**Work to be completed:**
Continue the Whatcom County election endorsements from the point where they stop, in the same voice.

Council District 2 Position B Nonpartisan office (4-year term)

Sam R. Crawford [incumbent]

Christina Maginnis

Christina is my clear choice, not despite, but because of her underdog status. She is committed to priorities that are essential to the future well-being of Whatcom County, not just things that the growth at all costs people want. Sam, the incumbent, is going for his 4th term, which is generally too long for almost anyone in my view. But, that is especially true for folks like Sam who cleverly cultivate a benign image while brazenly conniving to benefit their cronies. I'm sorry to feel this way, but I have observed Sam at fairly close range for several years ever since he was first elected in the year 2000, and come to the conclusion that he is bad news! Previous blogs have commented on his disingenuous rhetoric, which purports to support mainstream priorities, but really doesn't. That's basically dishonest, and for no other better reason renders him unsuitable for representing the public at large. Sorry Sam, but you should know by now how I -and many others- feel about your insincerity and your poorly hidden private agendas. Begone!
Council District 3 Position B Nonpartisan office (4-year term)

Barbara Brenner [incumbent]

Alan Black

This is another bit of a surprise, and a welcome one at that. Black is a newcomer underdog to one of the longest serving political dilettantes on the Council. Brenner paints herself as a long suffering champion of the average citizen, but acts more like self-serving gadfly, off her meds, who constantly seeks headlines, attention to herself and befuddling her colleagues and constituents as to her rationale for voting on many, diverse issues. It is clearly way past time for BB Gun to go away and find something else to do, out of the public trough. Of course, if she did, we'd miss the entertainment value of her driving her colleagues -including Pete Kremen- to complete distraction with her antics! I'd give that up in a heartbeat. But, rather than all negatives on BB, Mr Black apparently has some very fine credentials for a job in trusted public service, which I'd personally like to have him demonstrate by being elected. AB over BB here.
Assessor Nonpartisan office (4-year term)

Keith M. Willnauer [incumbent]

No competition, nuff said. Guess he's doing an OK job.
Auditor Nonpartisan office (4-year term)

J. Lynne Walker

Debbie Adelstein

Neither candidate is an incumbent, although Adelstein has been an assistant in the office after working for Pete Kremen's office.
J Lynne is my choice, since I've worked with her since she became the Legislative Assistant to the Bellingham City Council in 2004.
Walker is a reliable and dedicated worker who can be trusted with public responsibilities. She deals with the public regularly and is always courteous and discrete, both virtues for a public servant in a high visibility job.

Image layout annotations
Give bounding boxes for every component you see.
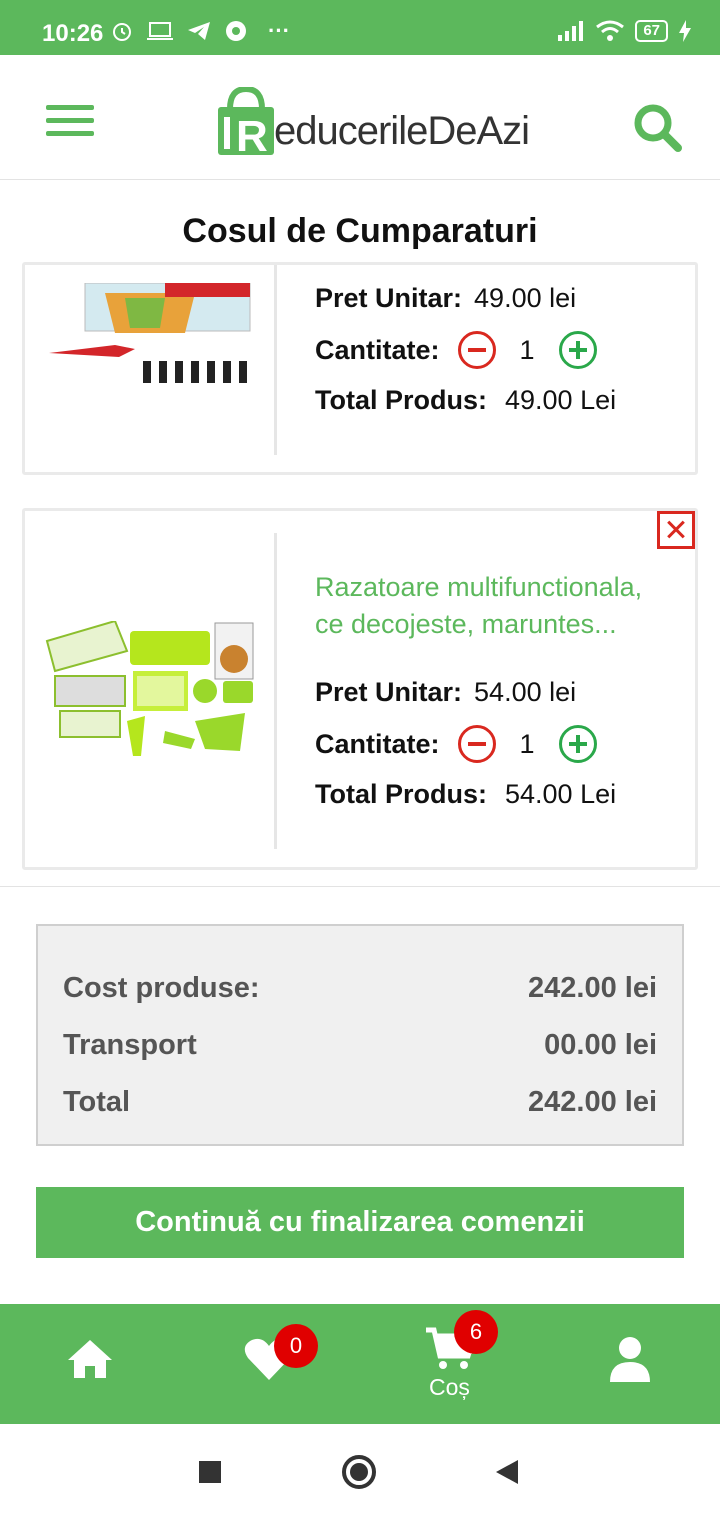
quantity-label: Cantitate: (315, 728, 440, 759)
status-time: 10:26 (42, 20, 104, 47)
status-system-icons: 67 (557, 20, 692, 42)
wishlist-badge: 0 (274, 1324, 318, 1368)
search-icon[interactable] (632, 102, 684, 154)
product-title-line2[interactable]: ce decojeste, maruntes... (315, 606, 695, 643)
transport-label: Transport (63, 1029, 197, 1061)
unit-price-label: Pret Unitar: (315, 283, 463, 313)
charging-icon (679, 20, 691, 42)
logo-bag-icon: R (218, 87, 274, 157)
user-icon (610, 1337, 650, 1382)
cart-badge: 6 (454, 1310, 498, 1354)
nav-wishlist[interactable]: 0 (240, 1304, 330, 1424)
decrease-quantity-button[interactable] (457, 331, 496, 369)
telegram-icon (188, 22, 210, 40)
products-cost-value: 242.00 lei (528, 972, 657, 1004)
logo[interactable]: R educerileDeAzi (216, 87, 530, 157)
total-product-label: Total Produs: (315, 779, 487, 809)
order-summary: Cost produse: 242.00 lei Transport 00.00… (36, 924, 684, 1146)
cart-item: Pret Unitar: 49.00 lei Cantitate: 1 Tota… (22, 262, 698, 475)
products-cost-label: Cost produse: (63, 972, 260, 1004)
battery-icon: 67 (635, 20, 668, 42)
product-title[interactable]: Razatoare multifunctionala, (315, 569, 695, 606)
unit-price: 54.00 lei (474, 677, 577, 707)
app-header: R educerileDeAzi (0, 55, 720, 180)
home-icon (68, 1340, 112, 1378)
signal-icon (558, 21, 584, 41)
product-image[interactable] (45, 621, 255, 761)
home-button[interactable] (342, 1455, 376, 1489)
quantity-label: Cantitate: (315, 334, 440, 365)
total-product-label: Total Produs: (315, 385, 487, 415)
nav-home[interactable] (60, 1304, 120, 1424)
back-button[interactable] (494, 1458, 520, 1486)
cart-item: Razatoare multifunctionala, ce decojeste… (22, 508, 698, 870)
menu-icon[interactable] (46, 105, 94, 137)
logo-text: educerileDeAzi (274, 109, 530, 153)
transport-value: 00.00 lei (544, 1029, 657, 1061)
increase-quantity-button[interactable] (558, 725, 597, 763)
divider (0, 886, 720, 887)
nav-account[interactable] (600, 1304, 660, 1424)
total-product-value: 49.00 Lei (505, 385, 617, 415)
system-nav-bar (0, 1424, 720, 1520)
recent-apps-button[interactable] (199, 1461, 221, 1483)
increase-quantity-button[interactable] (558, 331, 597, 369)
status-notification-icons: ··· (110, 18, 290, 44)
bottom-nav: 0 6 Coș (0, 1304, 720, 1424)
quantity-value: 1 (519, 728, 535, 759)
status-bar: 10:26 ··· 67 (0, 0, 720, 55)
total-value: 242.00 lei (528, 1086, 657, 1118)
chrome-icon (226, 21, 246, 41)
unit-price-label: Pret Unitar: (315, 677, 463, 707)
alarm-icon (113, 23, 131, 41)
page-title: Cosul de Cumparaturi (182, 212, 538, 250)
checkout-button[interactable]: Continuă cu finalizarea comenzii (36, 1187, 684, 1258)
more-icon: ··· (268, 18, 290, 43)
total-label: Total (63, 1086, 131, 1118)
laptop-icon (147, 22, 173, 40)
total-product-value: 54.00 Lei (505, 779, 617, 809)
nav-cart[interactable]: 6 Coș (420, 1304, 520, 1424)
product-image[interactable] (45, 283, 255, 393)
wifi-icon (596, 20, 625, 41)
logo-letter: R (236, 112, 268, 157)
decrease-quantity-button[interactable] (457, 725, 496, 763)
unit-price: 49.00 lei (474, 283, 577, 313)
quantity-value: 1 (519, 334, 535, 365)
cart-label: Coș (429, 1374, 470, 1400)
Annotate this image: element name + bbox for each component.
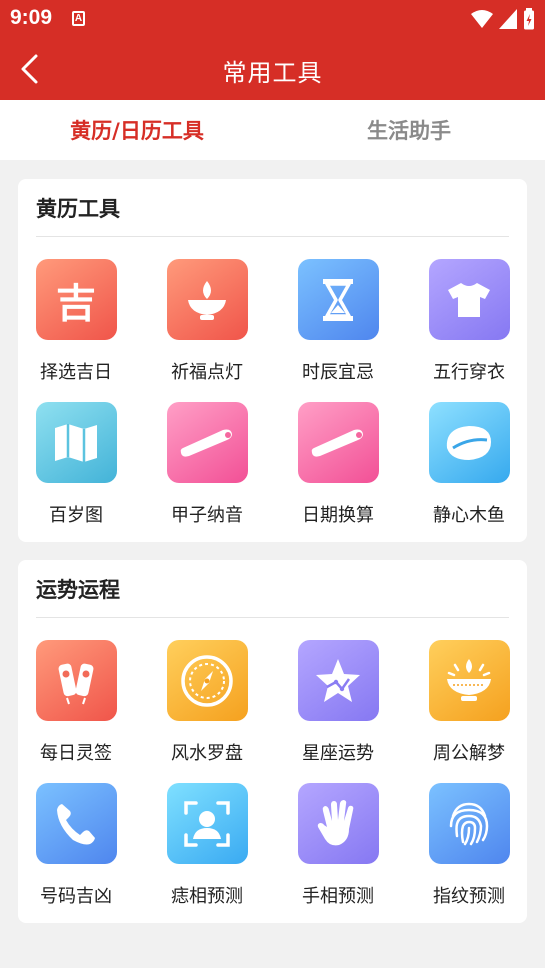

**Reply:**
Sheriff Nonpartisan office (4-year term)

Bill Elfo [incumbent]

Bob Taylor

Steve Harris

Law enforcement is always a priority in government and Sheriff is an important function. Elfo is the incumbent, has legal training and has performed his job capably and professionally for about 3 terms. I know of no improprieties during this time, and am of the opinion that Sheriff's can't often be considered as interchangeable parts. Therefore, I'm inclined to support this incumbent, without questioning the qualifications or fitness for office of the other two candidates.
Treasurer Nonpartisan office (4-year term

Steven Oliver [incumbent]

Brian Smith

Despite the announced, relatively unknown competition, Oliver's doing an OK job.
City of Bellingham (Whatcom)
Mayor Nonpartisan office (4-year term)

Kelli Linville

Clayton Petree

Daniel V. Pike [incumbent]

Steve Moore

Now here's an interesting race, with two clear front-runners and two also rans.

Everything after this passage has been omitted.